Document passage:
— BEGIN —

Security Council also established an
International Commission of Inquiry to investigate
the crisis. Security Council had asked the
International Criminal Court to conduct further
research on genocide issue in the country. Besides
Security Council, other parties also provided
response and help to Darfur. The European Union
(EU) responded by providing funding assistance to
the Africa Union (AU) peacekeeping force. In 2004,
EU allocated €92 million for humanitarian
assistance in Darfur.
However, despite offering some technical and
financial support, EU left the AU to take the lead in
conflict resolution and effort to achieve a political
settlement. EU believes in "African solutions for
African problems." NATO also provided help in the
form of logistics support for the African Union
troops. America also responds to Darfur by
providing assistance to the rescue mission. The US
has been generous in its aid contributions, supplying
much of the food supplies to the displaced
Darfurians.
However, those reasons are not strong
foundations to conclude that the responsibility to
protect has been carried out properly in Darfur. The
R2P document clearly says that prevention is the
most important part of the mission. As Gareth Evan
said, prevention --which includes responding to an
early warning -- is the most important part (Evans G.
, The Responsibility to Protect: Ending Mass
Atrocity Crimes Once and For All, 2008). However,
in fact, the international community failed to fulfill
this mandate which eventually allowed conflict to
grow. The international community did not prevent
that crisis from becoming worse when it is still
possible to be prevented.
True, international community made various
efforts. In 2004, African Union established an
investigation team, in the same year the UN issued
resolutions 1547 and 1556, and in 2005 the UN
began providing supports. However, those responses
were late. The "tragedy" began in the early 2003 and
since the time massacre had occurred and took many
lives, while the international responses just started in
the mid-2004. Between early 2003 and mid-2004
almost there was no response to Darfur tragedy. Due
to this late response, hundreds of thousands of
people died.

— END —

Part of a data file:
— BEGIN —

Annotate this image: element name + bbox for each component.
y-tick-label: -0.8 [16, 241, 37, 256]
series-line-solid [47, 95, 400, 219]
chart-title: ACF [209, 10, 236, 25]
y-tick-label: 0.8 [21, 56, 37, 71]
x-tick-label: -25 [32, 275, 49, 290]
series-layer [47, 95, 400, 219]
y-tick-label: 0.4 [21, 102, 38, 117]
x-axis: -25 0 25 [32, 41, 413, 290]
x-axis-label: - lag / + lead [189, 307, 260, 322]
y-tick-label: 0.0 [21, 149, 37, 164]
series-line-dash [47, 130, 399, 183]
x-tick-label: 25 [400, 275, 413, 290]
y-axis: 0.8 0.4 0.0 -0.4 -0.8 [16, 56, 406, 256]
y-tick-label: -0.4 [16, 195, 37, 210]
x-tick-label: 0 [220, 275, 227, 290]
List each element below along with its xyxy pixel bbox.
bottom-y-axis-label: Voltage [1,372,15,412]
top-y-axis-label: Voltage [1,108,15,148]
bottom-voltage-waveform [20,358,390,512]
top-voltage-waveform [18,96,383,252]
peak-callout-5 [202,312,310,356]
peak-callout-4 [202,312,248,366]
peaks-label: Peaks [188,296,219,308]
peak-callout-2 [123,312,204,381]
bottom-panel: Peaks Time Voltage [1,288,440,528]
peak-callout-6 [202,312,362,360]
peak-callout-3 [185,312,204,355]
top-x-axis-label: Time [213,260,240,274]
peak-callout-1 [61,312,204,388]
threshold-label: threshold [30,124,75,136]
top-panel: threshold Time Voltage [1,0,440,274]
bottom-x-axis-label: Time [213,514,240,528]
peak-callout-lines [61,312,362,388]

— END —

Write the next part of the passage on the international response to the Darfur crisis, picking up after its final sentence. You will not need any of the items.

Answer:
That was not because of lack of information. The
evidence and facts of massive killing have existed
since the beginning of 2003. The evidence was
collected not only by the mass media but also by
credible investigative agencies. Amnesty
International, the International Crisis Group, Justice
Africa, and Medecins Sans Frontieres warned the
world about the emerging crisis in Darfur from the
very start of 2003, but the international community
did not respond. Even, the International Commission
on Inquiry formed by the UN has clearly stated that
there was a mass killing in Darfur. Those warnings
were not taken seriously. Those organizations were
even criticized for exposing this case.It can be said
that policymakers and leaders around the world have
known exactly what was taking place in Sudan.
Moreover, even when Darfur turned into a clear
humanitarian emergency, no attempt was made to
stop the disaster at an early stage. The UN Security
Council, for example, only began debating the most
appropriate international response in mid-2004,
when the worst atrocities against civilians had
already been committed. The international
community should have learned from the previous
humanitarian crises. In Rwanda for instance,
because of ignoring the early warning, within three
months 800.000 people died.
This R2P is actually construed in order to
prevent the same tragedy to happen; therefore it
emphasizes more on prevention rather than reaction.
However, it failed to be implemented in Darfur. As
senior of UN official bitterly said that “the
international community is keeping people alive
with our humanitarian assistance until they are
massacred”. The slow response has allowed the
crisis to grow, and a larger crisis requires stronger,
more intrusive, intervention.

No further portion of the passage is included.